In the listing below, find every line containing "JSON" and copy it out.

__EXTRACTED MATERIAL__.
○ ○ ○ ○ ○

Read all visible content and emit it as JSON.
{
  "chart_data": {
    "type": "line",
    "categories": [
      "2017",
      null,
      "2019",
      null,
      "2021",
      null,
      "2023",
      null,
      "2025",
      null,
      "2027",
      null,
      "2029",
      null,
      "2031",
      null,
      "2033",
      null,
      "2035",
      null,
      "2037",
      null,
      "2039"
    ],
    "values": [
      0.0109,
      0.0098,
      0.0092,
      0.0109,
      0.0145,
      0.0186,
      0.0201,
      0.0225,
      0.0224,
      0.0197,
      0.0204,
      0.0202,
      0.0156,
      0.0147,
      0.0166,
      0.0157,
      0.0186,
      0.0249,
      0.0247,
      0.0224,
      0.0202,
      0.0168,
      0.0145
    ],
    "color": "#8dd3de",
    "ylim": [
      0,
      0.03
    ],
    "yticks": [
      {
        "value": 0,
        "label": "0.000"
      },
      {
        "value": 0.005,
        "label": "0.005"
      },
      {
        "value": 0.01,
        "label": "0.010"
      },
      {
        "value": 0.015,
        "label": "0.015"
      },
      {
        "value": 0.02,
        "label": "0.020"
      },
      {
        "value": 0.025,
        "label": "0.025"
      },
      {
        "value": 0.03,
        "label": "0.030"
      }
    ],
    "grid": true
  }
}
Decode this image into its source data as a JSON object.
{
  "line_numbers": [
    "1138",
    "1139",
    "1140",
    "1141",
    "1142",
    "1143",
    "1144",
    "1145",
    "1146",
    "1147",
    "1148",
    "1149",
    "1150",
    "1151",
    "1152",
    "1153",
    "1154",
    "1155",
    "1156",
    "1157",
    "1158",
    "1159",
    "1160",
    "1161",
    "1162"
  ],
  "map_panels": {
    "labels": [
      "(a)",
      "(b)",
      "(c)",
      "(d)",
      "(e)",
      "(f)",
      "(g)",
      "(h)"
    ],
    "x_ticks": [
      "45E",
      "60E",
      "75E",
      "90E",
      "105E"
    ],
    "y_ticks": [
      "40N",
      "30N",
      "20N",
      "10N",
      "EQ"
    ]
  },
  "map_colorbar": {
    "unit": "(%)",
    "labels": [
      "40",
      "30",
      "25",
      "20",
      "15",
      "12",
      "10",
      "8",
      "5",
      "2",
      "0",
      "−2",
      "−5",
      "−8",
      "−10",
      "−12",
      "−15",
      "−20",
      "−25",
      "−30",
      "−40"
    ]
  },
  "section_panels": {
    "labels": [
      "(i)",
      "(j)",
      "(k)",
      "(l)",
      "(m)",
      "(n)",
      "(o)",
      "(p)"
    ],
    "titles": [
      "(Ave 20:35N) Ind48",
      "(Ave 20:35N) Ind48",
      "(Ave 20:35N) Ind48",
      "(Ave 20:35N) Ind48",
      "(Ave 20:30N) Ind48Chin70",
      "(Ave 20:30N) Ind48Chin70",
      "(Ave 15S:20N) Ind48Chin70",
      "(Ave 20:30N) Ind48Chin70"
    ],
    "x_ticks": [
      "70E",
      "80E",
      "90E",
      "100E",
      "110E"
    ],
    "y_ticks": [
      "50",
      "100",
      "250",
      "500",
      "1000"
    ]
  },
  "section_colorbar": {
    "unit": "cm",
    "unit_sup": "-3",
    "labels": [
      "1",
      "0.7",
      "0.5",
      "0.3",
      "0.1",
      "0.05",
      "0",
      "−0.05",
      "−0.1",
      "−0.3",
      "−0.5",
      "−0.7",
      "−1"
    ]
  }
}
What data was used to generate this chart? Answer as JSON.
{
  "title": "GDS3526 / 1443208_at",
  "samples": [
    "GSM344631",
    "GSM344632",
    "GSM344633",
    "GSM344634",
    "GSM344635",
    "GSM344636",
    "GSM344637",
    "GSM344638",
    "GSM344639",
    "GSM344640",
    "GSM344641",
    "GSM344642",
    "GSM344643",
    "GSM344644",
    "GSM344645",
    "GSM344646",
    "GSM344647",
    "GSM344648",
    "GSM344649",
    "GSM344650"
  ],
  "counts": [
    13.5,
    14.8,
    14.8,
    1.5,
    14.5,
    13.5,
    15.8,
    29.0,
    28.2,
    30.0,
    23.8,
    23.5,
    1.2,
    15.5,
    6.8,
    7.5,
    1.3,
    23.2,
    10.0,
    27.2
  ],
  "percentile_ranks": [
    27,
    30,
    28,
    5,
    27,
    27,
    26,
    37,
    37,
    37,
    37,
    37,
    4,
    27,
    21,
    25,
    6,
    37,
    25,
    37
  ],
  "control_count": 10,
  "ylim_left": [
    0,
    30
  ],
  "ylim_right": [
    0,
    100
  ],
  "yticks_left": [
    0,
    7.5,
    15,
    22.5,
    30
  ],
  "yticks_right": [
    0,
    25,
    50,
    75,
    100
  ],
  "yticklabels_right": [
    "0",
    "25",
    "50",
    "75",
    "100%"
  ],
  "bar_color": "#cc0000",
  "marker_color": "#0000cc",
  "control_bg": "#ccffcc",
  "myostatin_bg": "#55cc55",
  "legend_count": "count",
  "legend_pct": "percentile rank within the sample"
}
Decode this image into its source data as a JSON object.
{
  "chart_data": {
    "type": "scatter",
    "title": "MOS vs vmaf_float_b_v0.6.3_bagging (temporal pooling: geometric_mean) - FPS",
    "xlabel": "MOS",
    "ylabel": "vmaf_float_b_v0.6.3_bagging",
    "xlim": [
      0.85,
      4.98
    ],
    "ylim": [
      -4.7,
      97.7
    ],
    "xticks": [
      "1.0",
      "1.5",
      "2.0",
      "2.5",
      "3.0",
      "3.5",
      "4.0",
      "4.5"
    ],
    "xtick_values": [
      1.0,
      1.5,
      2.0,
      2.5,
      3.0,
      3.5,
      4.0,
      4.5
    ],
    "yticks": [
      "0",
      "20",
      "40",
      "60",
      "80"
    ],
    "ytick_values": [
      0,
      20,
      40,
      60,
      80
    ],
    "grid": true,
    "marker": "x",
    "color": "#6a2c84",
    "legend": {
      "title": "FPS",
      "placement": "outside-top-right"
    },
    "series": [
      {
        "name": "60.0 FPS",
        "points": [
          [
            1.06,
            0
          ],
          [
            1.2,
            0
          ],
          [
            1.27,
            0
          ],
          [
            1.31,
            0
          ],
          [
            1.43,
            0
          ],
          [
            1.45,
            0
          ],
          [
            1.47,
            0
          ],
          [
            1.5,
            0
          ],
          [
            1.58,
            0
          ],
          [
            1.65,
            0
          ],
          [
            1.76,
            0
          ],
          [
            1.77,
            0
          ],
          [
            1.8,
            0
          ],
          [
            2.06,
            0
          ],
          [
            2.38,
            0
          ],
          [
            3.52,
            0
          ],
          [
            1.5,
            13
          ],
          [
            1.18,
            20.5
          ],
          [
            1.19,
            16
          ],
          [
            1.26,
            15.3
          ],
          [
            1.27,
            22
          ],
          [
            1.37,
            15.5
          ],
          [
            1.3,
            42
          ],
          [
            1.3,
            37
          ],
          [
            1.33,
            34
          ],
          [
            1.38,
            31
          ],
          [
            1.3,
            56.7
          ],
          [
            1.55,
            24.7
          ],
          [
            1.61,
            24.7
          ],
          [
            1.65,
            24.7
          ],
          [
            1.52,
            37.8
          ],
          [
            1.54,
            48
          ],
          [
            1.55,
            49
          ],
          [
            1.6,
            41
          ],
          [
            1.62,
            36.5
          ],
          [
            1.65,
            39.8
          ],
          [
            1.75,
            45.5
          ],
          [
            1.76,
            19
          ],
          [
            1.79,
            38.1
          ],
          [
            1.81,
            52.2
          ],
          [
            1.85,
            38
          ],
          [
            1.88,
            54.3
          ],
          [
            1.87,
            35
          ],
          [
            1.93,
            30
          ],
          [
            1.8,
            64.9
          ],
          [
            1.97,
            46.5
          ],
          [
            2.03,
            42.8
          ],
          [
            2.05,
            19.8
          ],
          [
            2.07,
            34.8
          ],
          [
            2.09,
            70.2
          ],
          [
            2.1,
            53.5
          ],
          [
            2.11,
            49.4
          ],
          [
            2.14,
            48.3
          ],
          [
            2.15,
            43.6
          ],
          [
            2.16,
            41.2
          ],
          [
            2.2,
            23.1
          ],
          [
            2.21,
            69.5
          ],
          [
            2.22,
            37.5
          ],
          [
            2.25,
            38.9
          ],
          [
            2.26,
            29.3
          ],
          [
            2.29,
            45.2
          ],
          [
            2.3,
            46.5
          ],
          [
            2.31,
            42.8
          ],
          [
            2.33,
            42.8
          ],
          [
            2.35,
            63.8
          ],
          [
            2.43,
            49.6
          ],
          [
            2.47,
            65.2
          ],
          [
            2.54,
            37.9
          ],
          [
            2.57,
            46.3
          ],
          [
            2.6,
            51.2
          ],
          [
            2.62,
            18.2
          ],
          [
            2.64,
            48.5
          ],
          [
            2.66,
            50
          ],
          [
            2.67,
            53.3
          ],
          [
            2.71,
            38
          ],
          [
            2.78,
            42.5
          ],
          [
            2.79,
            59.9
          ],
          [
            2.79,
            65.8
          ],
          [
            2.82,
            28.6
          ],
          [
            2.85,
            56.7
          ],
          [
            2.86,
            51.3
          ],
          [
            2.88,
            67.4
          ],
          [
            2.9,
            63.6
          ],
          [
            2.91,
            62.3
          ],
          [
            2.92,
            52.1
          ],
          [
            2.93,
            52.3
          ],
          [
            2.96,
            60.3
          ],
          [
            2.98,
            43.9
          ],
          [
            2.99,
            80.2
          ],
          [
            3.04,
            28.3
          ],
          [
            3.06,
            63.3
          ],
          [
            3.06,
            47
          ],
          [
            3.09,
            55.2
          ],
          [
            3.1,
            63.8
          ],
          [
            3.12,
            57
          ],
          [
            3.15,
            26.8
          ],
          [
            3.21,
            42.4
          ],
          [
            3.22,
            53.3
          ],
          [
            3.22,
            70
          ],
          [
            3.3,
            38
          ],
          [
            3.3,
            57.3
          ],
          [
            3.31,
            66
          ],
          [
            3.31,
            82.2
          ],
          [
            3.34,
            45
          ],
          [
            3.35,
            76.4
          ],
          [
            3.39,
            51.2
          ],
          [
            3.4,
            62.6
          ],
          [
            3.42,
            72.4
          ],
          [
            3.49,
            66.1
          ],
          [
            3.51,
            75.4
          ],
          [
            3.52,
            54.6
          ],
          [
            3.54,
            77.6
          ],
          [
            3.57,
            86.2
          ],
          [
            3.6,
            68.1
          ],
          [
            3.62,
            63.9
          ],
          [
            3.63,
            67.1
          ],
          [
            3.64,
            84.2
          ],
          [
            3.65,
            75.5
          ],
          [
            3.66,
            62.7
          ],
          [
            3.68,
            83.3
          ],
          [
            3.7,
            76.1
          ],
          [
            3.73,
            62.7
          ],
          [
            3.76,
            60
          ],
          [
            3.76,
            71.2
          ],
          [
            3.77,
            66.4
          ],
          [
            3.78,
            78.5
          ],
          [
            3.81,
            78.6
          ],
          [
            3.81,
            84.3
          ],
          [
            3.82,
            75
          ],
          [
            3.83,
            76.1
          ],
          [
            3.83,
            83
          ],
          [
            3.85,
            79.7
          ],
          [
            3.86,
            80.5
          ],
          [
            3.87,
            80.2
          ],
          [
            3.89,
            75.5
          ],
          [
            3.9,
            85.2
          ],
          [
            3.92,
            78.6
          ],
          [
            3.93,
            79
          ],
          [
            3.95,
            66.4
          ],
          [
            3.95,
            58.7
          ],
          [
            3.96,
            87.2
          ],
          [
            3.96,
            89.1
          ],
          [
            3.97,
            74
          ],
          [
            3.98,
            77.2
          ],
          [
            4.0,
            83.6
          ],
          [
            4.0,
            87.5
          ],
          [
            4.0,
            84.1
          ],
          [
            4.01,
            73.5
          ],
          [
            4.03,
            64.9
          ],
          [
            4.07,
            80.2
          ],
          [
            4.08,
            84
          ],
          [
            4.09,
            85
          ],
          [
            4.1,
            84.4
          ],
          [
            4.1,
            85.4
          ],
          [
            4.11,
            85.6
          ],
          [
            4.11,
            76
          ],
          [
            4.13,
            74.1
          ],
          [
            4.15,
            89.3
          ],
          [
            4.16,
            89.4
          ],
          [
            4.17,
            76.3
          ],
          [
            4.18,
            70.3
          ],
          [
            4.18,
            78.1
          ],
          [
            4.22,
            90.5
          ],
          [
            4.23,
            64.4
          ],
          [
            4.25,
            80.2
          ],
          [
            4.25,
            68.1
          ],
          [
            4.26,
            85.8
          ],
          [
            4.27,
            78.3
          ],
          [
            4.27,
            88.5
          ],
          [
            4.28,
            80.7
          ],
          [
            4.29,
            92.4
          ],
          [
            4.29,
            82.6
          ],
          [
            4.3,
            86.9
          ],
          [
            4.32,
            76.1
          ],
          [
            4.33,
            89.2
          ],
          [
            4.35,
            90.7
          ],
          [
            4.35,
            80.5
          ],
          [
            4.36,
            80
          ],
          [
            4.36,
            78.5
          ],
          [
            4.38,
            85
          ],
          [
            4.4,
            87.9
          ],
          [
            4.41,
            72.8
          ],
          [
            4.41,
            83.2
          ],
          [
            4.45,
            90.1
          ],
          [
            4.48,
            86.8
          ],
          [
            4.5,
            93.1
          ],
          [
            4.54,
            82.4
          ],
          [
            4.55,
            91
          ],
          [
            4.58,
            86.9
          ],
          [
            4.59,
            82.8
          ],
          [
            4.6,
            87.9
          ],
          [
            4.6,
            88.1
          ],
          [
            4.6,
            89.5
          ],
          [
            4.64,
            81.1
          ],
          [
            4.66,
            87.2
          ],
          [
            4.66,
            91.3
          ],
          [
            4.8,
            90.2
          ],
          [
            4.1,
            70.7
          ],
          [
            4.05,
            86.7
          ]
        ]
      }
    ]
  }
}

○ ○ ○ ○ ○

__ANSWER TO THE EXERCISE__.
Read all visible content and emit it as JSON.
Decode this image into its source data as a JSON object.
What data was used to generate this chart? Answer as JSON.
Decode this image into its source data as a JSON object.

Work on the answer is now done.